WHAT YOU NEED TO DO
The line containing "Read out every word on this page." marks the start; return it and every line after it in the listing below, exactly, through the last.

MATERIAL
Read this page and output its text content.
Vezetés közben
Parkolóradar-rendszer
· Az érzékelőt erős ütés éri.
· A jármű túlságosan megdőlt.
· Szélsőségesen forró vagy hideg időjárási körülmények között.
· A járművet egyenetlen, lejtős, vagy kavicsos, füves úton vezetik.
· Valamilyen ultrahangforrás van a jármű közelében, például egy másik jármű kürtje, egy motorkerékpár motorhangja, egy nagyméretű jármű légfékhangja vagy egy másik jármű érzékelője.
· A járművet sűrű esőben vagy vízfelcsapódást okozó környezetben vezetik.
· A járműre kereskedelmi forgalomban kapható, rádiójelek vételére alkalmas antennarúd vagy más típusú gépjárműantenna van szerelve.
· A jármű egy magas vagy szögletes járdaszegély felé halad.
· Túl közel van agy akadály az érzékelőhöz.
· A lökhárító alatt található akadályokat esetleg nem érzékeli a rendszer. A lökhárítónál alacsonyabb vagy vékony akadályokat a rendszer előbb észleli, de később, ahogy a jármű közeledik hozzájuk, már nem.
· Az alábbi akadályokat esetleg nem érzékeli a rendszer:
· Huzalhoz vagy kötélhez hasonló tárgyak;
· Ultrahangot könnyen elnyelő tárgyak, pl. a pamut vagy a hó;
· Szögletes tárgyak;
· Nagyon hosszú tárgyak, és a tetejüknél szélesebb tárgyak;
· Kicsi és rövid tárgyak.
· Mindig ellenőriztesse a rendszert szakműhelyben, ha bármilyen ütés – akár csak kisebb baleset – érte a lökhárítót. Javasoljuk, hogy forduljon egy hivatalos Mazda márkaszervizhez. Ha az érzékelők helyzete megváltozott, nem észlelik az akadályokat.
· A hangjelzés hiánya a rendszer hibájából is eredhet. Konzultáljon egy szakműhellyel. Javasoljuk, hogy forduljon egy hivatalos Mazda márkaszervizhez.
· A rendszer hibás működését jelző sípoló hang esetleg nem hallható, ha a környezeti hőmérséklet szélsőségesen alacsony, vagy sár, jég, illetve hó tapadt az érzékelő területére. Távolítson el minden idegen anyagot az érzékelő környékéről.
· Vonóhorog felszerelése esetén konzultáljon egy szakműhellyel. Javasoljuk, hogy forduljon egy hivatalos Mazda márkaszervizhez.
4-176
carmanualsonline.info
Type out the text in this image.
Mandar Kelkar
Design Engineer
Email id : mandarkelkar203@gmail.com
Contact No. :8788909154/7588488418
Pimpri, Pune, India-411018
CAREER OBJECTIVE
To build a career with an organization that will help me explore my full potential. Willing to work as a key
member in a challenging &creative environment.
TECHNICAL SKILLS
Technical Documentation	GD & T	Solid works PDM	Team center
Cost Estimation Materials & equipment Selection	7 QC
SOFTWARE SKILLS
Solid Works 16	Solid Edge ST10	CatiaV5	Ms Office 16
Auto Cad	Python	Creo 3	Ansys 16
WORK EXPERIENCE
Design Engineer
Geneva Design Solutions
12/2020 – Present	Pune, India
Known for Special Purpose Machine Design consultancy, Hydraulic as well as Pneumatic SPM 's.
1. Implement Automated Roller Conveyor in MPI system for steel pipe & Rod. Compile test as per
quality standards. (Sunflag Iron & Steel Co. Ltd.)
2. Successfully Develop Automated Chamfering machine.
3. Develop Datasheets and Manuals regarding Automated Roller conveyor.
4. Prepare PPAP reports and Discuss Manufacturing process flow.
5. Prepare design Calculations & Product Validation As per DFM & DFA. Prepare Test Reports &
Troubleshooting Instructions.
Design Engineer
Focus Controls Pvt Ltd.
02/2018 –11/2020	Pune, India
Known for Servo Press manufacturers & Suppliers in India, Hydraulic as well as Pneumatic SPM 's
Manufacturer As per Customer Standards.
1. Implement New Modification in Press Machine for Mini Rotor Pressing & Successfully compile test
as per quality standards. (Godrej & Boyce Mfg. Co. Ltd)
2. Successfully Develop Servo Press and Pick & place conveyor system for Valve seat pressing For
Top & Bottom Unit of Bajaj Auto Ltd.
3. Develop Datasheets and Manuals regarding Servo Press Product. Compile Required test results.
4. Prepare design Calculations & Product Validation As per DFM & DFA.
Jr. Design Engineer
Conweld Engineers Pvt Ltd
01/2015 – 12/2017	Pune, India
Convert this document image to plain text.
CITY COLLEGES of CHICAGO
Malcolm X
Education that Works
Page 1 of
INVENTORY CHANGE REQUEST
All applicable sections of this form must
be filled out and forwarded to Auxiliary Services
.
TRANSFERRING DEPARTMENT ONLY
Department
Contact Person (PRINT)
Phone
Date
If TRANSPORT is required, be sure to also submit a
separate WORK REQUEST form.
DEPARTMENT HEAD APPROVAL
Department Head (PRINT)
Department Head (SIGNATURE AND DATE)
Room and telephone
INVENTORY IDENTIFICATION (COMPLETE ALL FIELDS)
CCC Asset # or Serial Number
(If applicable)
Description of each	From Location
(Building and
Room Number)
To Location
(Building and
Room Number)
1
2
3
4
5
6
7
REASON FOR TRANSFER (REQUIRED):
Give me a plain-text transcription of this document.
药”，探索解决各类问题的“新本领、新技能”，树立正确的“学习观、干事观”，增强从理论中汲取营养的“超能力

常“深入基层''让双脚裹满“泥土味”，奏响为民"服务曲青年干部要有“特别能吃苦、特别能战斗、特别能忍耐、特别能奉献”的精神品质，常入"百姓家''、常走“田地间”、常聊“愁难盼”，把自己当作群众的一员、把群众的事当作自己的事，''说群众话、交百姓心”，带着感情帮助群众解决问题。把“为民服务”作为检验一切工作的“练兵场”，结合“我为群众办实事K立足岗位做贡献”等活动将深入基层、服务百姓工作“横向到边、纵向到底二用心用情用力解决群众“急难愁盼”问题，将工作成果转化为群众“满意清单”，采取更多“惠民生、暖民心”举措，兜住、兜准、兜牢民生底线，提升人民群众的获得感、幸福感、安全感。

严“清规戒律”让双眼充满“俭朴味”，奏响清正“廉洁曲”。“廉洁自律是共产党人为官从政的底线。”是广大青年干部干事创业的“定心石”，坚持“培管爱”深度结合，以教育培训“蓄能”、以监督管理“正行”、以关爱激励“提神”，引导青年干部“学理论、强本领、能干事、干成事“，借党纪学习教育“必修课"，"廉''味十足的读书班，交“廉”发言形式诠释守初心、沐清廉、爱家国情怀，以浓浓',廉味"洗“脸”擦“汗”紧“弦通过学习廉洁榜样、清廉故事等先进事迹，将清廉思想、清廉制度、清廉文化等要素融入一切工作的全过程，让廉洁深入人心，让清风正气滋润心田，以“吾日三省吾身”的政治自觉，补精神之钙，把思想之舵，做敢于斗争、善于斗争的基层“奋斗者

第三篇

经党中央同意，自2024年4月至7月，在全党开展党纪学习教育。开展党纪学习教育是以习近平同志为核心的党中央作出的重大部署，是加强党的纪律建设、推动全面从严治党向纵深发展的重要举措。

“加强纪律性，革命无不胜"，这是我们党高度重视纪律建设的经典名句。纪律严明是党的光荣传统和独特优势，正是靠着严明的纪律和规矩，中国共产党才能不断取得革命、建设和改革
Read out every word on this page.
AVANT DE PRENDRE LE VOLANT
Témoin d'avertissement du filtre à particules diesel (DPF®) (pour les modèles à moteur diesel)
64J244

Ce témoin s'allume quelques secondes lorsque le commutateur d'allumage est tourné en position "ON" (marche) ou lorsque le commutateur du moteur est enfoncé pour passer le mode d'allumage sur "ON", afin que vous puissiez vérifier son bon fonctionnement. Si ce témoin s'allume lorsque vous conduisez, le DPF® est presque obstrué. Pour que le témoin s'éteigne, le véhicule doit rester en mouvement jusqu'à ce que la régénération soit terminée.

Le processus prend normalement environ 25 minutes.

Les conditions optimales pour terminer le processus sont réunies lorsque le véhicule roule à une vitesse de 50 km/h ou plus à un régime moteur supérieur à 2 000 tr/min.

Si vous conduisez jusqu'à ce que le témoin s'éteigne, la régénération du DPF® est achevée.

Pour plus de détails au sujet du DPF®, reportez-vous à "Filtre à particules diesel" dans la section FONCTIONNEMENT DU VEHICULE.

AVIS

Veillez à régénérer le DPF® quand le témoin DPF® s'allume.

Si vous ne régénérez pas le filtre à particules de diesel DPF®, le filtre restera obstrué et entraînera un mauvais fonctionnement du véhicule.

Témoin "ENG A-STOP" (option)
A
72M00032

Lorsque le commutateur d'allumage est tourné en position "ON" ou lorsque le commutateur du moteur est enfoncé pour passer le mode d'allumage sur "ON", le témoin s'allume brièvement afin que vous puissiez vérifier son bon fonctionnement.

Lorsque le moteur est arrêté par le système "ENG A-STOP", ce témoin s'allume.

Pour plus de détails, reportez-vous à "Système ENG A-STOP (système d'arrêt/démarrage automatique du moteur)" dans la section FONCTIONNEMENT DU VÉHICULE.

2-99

TASK SOLUTION
Read out every word on this page.
AVANT DE PRENDRE LE VOLANT
Témoin d'avertissement du filtre à particules diesel (DPF®) (pour les modèles à moteur diesel)
64J244

Ce témoin s'allume quelques secondes lorsque le commutateur d'allumage est tourné en position "ON" (marche) ou lorsque le commutateur du moteur est enfoncé pour passer le mode d'allumage sur "ON", afin que vous puissiez vérifier son bon fonctionnement. Si ce témoin s'allume lorsque vous conduisez, le DPF® est presque obstrué. Pour que le témoin s'éteigne, le véhicule doit rester en mouvement jusqu'à ce que la régénération soit terminée.

Le processus prend normalement environ 25 minutes.

Les conditions optimales pour terminer le processus sont réunies lorsque le véhicule roule à une vitesse de 50 km/h ou plus à un régime moteur supérieur à 2 000 tr/min.

Si vous conduisez jusqu'à ce que le témoin s'éteigne, la régénération du DPF® est achevée.

Pour plus de détails au sujet du DPF®, reportez-vous à "Filtre à particules diesel" dans la section FONCTIONNEMENT DU VEHICULE.

AVIS

Veillez à régénérer le DPF® quand le témoin DPF® s'allume.

Si vous ne régénérez pas le filtre à particules de diesel DPF®, le filtre restera obstrué et entraînera un mauvais fonctionnement du véhicule.

Témoin "ENG A-STOP" (option)
A
72M00032

Lorsque le commutateur d'allumage est tourné en position "ON" ou lorsque le commutateur du moteur est enfoncé pour passer le mode d'allumage sur "ON", le témoin s'allume brièvement afin que vous puissiez vérifier son bon fonctionnement.

Lorsque le moteur est arrêté par le système "ENG A-STOP", ce témoin s'allume.

Pour plus de détails, reportez-vous à "Système ENG A-STOP (système d'arrêt/démarrage automatique du moteur)" dans la section FONCTIONNEMENT DU VÉHICULE.

2-99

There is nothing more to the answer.